> _TO BE DONE_
How many lines in the records below hold the string "poistaminen"? Please answer with the number and nothing more.

> _EXERCISE MATERIAL_

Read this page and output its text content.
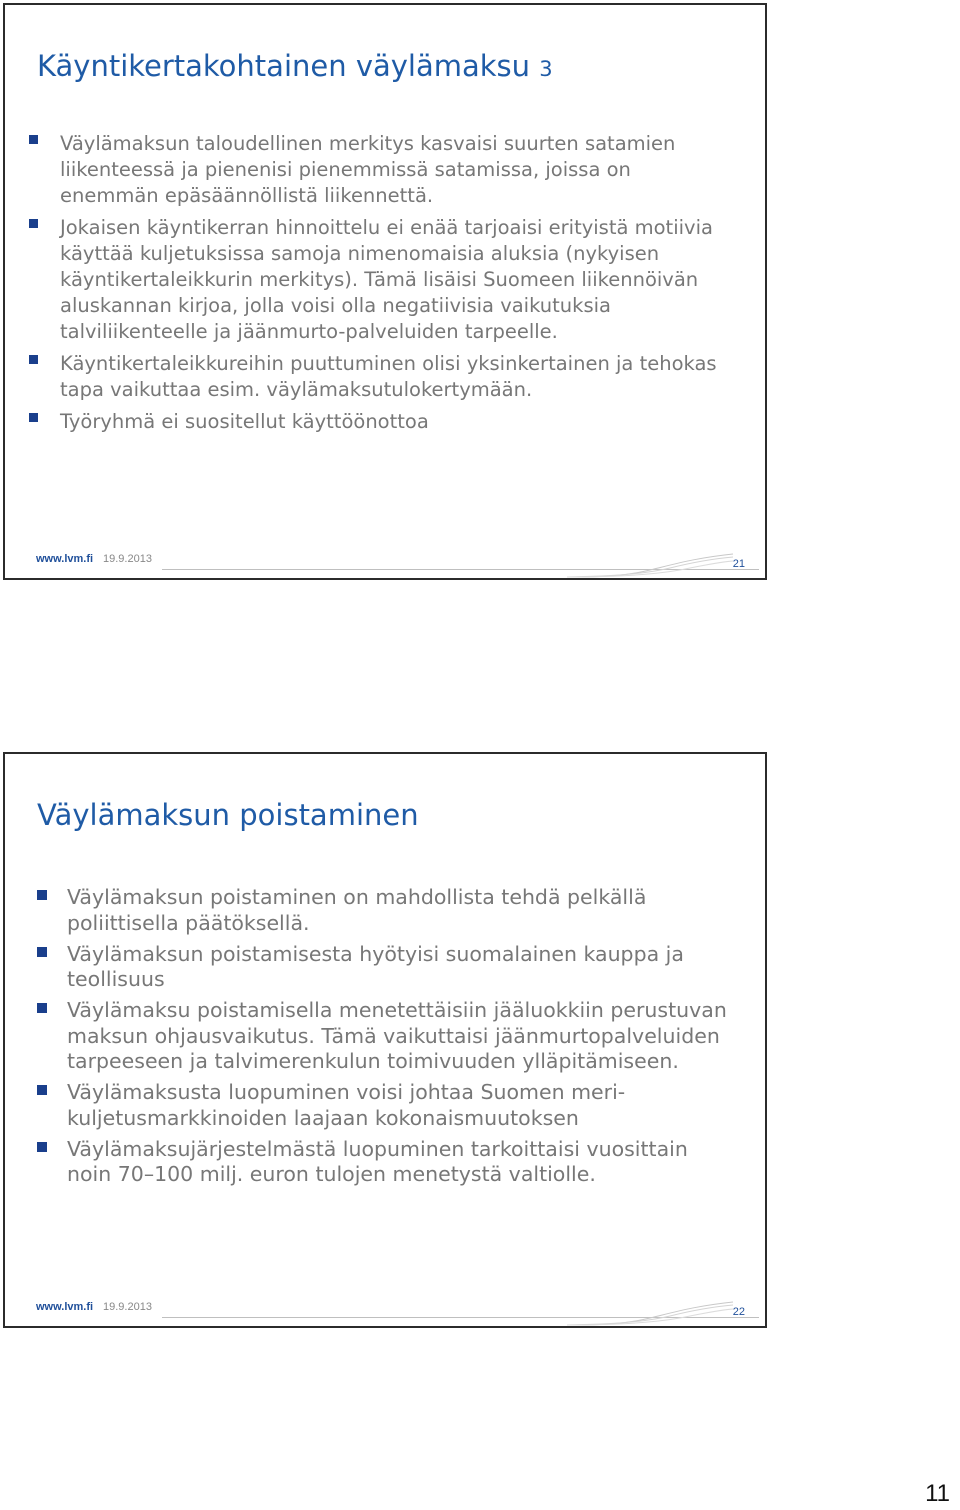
Käyntikertakohtainen väylämaksu 3
Väylämaksun taloudellinen merkitys kasvaisi suurten satamien liikenteessä ja pienenisi pienemmissä satamissa, joissa on enemmän epäsäännöllistä liikennettä.
Jokaisen käyntikerran hinnoittelu ei enää tarjoaisi erityistä motiivia käyttää kuljetuksissa samoja nimenomaisia aluksia (nykyisen käyntikertaleikkurin merkitys). Tämä lisäisi Suomeen liikennöivän aluskannan kirjoa, jolla voisi olla negatiivisia vaikutuksia talviliikenteelle ja jäänmurto-palveluiden tarpeelle.
Käyntikertaleikkureihin puuttuminen olisi yksinkertainen ja tehokas tapa vaikuttaa esim. väylämaksutulokertymään.
Työryhmä ei suositellut käyttöönottoa
www.lvm.fi 19.9.2013	21
Väylämaksun poistaminen
Väylämaksun poistaminen on mahdollista tehdä pelkällä poliittisella päätöksellä.
Väylämaksun poistamisesta hyötyisi suomalainen kauppa ja teollisuus
Väylämaksu poistamisella menetettäisiin jääluokkiin perustuvan maksun ohjausvaikutus. Tämä vaikuttaisi jäänmurtopalveluiden tarpeeseen ja talvimerenkulun toimivuuden ylläpitämiseen.
Väylämaksusta luopuminen voisi johtaa Suomen meri-kuljetusmarkkinoiden laajaan kokonaismuutoksen
Väylämaksujärjestelmästä luopuminen tarkoittaisi vuosittain noin 70–100 milj. euron tulojen menetystä valtiolle.
www.lvm.fi 19.9.2013	22
11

> _COMPLETED EXERCISE_
2